[Data entries]
********
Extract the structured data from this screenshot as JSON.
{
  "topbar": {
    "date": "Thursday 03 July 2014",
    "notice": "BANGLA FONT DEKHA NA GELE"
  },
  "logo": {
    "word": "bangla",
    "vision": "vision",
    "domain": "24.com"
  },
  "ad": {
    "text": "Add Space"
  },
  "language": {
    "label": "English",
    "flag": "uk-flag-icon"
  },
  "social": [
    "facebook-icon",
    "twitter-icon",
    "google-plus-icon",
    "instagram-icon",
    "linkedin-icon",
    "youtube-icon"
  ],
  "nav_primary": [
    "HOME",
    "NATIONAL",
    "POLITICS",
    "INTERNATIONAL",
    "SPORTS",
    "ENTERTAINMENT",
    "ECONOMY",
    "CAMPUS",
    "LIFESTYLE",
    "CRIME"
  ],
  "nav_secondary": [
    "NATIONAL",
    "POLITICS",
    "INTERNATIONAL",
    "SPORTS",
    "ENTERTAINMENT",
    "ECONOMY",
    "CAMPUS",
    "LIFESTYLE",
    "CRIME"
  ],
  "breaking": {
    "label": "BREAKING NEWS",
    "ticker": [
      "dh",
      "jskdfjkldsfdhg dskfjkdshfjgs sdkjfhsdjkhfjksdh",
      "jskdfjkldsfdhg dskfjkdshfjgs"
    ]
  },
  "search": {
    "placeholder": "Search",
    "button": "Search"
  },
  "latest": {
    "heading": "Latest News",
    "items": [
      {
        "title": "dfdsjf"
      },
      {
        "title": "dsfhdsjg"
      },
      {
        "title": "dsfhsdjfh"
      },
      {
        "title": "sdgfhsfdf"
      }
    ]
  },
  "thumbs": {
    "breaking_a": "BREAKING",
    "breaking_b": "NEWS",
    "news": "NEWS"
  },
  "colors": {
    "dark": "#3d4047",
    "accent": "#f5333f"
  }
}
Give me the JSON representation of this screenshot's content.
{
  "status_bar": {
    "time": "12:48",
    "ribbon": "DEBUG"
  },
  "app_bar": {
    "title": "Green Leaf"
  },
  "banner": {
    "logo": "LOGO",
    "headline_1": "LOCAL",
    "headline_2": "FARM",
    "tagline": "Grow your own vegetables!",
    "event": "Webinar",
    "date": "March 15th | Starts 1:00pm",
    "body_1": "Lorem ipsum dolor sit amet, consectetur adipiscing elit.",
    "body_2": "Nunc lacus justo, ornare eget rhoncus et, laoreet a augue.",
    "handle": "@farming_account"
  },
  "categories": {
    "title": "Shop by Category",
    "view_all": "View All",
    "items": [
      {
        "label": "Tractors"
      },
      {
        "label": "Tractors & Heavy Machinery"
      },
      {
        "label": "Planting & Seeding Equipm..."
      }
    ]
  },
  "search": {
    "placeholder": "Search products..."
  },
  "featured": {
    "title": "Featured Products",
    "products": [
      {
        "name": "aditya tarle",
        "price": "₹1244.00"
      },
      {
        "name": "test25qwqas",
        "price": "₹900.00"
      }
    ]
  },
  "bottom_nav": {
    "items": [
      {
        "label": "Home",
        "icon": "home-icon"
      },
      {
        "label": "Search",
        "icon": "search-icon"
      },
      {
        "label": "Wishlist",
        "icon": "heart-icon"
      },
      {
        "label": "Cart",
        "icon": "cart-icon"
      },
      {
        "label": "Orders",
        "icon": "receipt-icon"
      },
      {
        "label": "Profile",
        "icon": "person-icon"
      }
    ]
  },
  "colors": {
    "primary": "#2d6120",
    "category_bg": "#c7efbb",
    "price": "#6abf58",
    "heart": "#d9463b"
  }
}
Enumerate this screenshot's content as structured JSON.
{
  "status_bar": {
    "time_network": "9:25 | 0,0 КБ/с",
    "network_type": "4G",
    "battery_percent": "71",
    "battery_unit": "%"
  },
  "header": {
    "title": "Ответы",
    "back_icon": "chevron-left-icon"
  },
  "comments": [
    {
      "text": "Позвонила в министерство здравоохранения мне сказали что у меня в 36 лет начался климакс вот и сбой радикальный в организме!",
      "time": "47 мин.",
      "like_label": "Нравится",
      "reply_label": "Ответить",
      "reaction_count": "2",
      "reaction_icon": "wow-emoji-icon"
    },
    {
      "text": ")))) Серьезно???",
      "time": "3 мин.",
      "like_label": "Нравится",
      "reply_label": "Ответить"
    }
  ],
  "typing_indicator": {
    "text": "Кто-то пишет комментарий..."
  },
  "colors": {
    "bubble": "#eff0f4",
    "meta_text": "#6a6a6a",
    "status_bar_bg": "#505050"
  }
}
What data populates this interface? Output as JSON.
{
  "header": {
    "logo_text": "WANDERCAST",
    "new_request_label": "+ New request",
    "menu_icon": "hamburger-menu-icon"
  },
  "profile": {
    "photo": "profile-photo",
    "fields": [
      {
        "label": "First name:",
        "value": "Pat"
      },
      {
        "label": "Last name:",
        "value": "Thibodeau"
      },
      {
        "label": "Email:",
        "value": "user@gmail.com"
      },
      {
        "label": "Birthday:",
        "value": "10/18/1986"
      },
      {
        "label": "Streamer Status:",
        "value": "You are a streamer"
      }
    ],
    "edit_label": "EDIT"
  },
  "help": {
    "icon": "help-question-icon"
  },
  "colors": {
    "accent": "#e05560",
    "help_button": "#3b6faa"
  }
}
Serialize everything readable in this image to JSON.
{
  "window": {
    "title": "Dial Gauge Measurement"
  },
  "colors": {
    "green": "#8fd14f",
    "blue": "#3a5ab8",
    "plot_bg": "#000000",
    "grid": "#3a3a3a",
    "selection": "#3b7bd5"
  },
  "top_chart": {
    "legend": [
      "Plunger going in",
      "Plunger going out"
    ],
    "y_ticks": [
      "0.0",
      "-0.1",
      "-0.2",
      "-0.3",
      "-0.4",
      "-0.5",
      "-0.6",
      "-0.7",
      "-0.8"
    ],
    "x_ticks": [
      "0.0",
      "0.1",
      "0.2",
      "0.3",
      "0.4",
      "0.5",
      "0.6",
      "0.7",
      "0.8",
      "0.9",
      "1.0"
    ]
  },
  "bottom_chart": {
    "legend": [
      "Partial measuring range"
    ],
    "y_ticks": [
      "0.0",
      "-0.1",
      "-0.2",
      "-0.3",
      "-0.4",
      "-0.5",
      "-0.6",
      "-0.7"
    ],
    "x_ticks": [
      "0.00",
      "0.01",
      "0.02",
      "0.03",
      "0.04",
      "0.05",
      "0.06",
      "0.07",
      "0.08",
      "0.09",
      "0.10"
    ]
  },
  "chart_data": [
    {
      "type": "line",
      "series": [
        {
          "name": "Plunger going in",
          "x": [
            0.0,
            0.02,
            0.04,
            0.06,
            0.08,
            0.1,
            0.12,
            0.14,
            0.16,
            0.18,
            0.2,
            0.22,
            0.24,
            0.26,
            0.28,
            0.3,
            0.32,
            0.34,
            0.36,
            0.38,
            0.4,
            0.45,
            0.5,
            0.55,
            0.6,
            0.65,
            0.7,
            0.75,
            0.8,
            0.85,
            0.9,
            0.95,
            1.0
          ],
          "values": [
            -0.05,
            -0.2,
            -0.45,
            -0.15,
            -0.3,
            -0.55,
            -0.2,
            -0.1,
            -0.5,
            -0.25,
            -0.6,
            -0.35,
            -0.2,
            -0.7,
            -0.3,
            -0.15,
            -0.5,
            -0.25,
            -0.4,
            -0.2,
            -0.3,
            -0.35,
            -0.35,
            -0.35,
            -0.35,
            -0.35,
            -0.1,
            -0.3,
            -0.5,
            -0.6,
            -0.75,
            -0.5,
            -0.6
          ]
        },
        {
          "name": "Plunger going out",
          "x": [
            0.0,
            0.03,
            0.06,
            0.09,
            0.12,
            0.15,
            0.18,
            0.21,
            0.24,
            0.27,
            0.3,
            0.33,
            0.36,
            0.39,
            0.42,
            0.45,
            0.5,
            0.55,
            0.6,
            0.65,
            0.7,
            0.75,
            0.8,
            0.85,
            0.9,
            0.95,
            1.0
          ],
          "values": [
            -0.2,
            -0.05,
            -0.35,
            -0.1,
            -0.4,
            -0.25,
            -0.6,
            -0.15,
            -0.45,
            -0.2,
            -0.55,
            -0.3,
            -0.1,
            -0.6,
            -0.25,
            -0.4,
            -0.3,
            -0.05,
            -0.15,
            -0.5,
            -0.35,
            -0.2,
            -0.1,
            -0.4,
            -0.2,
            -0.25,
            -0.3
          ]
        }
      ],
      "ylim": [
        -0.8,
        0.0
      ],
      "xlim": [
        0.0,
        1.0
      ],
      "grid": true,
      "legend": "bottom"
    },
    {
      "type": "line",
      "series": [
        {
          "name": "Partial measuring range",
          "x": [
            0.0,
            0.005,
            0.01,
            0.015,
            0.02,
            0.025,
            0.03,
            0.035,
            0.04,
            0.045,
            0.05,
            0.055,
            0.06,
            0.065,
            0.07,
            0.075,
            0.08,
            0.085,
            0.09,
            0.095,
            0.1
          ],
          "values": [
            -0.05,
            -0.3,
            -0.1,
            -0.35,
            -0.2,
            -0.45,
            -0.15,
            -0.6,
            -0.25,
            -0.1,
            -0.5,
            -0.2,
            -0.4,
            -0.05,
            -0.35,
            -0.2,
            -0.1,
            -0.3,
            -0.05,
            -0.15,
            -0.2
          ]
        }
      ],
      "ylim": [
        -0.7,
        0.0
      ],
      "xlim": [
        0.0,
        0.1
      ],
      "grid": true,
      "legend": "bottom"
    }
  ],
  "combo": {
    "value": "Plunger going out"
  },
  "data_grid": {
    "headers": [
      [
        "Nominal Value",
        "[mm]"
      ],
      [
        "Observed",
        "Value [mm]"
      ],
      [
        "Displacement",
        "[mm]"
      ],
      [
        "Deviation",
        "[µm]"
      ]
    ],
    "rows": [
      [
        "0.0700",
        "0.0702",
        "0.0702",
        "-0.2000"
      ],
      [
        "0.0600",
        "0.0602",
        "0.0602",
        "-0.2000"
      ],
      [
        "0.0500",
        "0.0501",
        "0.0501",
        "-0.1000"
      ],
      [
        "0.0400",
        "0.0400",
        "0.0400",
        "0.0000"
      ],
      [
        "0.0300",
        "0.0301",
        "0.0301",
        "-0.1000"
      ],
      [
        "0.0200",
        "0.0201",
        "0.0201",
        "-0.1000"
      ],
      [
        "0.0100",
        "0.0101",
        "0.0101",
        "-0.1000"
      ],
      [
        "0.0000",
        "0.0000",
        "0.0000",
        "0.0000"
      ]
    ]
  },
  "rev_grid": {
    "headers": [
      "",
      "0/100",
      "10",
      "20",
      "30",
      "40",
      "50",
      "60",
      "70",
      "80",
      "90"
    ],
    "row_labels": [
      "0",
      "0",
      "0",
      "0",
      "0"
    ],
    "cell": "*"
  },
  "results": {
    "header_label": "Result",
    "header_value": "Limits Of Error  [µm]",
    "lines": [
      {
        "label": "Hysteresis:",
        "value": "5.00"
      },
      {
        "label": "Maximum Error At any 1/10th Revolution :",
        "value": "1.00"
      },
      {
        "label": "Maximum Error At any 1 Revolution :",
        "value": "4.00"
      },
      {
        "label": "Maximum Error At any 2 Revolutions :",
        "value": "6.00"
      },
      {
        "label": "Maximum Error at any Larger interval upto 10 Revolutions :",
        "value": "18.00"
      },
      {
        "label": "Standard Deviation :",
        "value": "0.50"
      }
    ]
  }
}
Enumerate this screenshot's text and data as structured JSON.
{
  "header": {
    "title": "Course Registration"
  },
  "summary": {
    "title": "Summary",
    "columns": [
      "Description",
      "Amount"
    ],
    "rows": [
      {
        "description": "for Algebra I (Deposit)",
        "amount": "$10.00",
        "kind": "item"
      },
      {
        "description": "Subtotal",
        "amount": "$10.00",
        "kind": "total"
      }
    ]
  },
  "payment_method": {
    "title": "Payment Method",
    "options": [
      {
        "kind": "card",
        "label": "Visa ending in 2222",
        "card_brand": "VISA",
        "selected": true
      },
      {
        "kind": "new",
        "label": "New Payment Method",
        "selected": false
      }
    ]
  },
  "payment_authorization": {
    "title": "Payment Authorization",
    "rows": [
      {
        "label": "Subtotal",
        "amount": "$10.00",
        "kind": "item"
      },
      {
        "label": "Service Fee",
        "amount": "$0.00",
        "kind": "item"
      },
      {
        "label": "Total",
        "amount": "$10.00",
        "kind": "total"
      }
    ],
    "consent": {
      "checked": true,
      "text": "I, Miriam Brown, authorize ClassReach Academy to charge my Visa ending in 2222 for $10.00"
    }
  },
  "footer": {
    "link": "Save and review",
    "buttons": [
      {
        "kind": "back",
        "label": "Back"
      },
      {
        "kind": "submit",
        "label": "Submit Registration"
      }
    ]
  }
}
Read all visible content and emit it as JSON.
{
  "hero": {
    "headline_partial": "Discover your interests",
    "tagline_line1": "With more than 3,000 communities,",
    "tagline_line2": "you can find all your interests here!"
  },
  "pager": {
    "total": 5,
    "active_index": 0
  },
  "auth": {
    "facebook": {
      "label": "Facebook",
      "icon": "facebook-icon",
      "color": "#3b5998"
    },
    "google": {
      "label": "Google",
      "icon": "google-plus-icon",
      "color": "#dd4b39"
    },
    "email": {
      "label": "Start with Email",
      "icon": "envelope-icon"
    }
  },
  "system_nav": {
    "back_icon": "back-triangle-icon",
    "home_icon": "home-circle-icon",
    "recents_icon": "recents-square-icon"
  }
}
********
- What is being asked:
Pull every line containing the word "Revolutions" out of the entries above.

- The solution:
        "label": "Maximum Error At any 2 Revolutions :",
        "label": "Maximum Error at any Larger interval upto 10 Revolutions :",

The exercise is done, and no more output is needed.